## begin

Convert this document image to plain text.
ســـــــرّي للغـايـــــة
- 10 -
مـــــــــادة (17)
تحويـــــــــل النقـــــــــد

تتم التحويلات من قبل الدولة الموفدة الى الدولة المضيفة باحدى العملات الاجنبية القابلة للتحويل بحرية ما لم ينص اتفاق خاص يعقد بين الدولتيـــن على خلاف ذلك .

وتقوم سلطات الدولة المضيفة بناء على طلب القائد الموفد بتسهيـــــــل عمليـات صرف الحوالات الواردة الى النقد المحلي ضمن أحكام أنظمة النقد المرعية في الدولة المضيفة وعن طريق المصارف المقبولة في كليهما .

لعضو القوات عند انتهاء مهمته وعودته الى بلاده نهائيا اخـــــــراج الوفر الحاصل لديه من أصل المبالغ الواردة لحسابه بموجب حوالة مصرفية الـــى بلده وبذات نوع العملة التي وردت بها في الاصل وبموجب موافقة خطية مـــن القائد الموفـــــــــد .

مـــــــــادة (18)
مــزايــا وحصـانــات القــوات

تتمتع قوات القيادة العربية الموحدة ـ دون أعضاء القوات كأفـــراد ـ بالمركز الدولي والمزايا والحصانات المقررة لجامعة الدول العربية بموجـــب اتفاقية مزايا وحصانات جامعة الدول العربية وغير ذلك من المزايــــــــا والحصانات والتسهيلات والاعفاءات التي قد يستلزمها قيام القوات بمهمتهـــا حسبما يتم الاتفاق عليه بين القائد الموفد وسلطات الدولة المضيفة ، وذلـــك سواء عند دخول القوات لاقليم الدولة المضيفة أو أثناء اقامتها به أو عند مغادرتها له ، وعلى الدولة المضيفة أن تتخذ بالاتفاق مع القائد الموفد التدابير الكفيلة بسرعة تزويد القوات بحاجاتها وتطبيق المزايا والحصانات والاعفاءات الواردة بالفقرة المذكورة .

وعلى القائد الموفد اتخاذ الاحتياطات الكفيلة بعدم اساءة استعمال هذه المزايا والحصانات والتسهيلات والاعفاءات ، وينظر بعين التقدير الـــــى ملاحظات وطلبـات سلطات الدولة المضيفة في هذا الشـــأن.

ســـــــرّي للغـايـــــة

## end

• _Request_
Copy out each line above, character for character.

• _The completed task_
Convert this document image to plain text.
ســـــــرّي للغـايـــــة
- 10 -
مـــــــــادة (17)
تحويـــــــــل النقـــــــــد

تتم التحويلات من قبل الدولة الموفدة الى الدولة المضيفة باحدى العملات الاجنبية القابلة للتحويل بحرية ما لم ينص اتفاق خاص يعقد بين الدولتيـــن على خلاف ذلك .

وتقوم سلطات الدولة المضيفة بناء على طلب القائد الموفد بتسهيـــــــل عمليـات صرف الحوالات الواردة الى النقد المحلي ضمن أحكام أنظمة النقد المرعية في الدولة المضيفة وعن طريق المصارف المقبولة في كليهما .

لعضو القوات عند انتهاء مهمته وعودته الى بلاده نهائيا اخـــــــراج الوفر الحاصل لديه من أصل المبالغ الواردة لحسابه بموجب حوالة مصرفية الـــى بلده وبذات نوع العملة التي وردت بها في الاصل وبموجب موافقة خطية مـــن القائد الموفـــــــــد .

مـــــــــادة (18)
مــزايــا وحصـانــات القــوات

تتمتع قوات القيادة العربية الموحدة ـ دون أعضاء القوات كأفـــراد ـ بالمركز الدولي والمزايا والحصانات المقررة لجامعة الدول العربية بموجـــب اتفاقية مزايا وحصانات جامعة الدول العربية وغير ذلك من المزايــــــــا والحصانات والتسهيلات والاعفاءات التي قد يستلزمها قيام القوات بمهمتهـــا حسبما يتم الاتفاق عليه بين القائد الموفد وسلطات الدولة المضيفة ، وذلـــك سواء عند دخول القوات لاقليم الدولة المضيفة أو أثناء اقامتها به أو عند مغادرتها له ، وعلى الدولة المضيفة أن تتخذ بالاتفاق مع القائد الموفد التدابير الكفيلة بسرعة تزويد القوات بحاجاتها وتطبيق المزايا والحصانات والاعفاءات الواردة بالفقرة المذكورة .

وعلى القائد الموفد اتخاذ الاحتياطات الكفيلة بعدم اساءة استعمال هذه المزايا والحصانات والتسهيلات والاعفاءات ، وينظر بعين التقدير الـــــى ملاحظات وطلبـات سلطات الدولة المضيفة في هذا الشـــأن.

ســـــــرّي للغـايـــــة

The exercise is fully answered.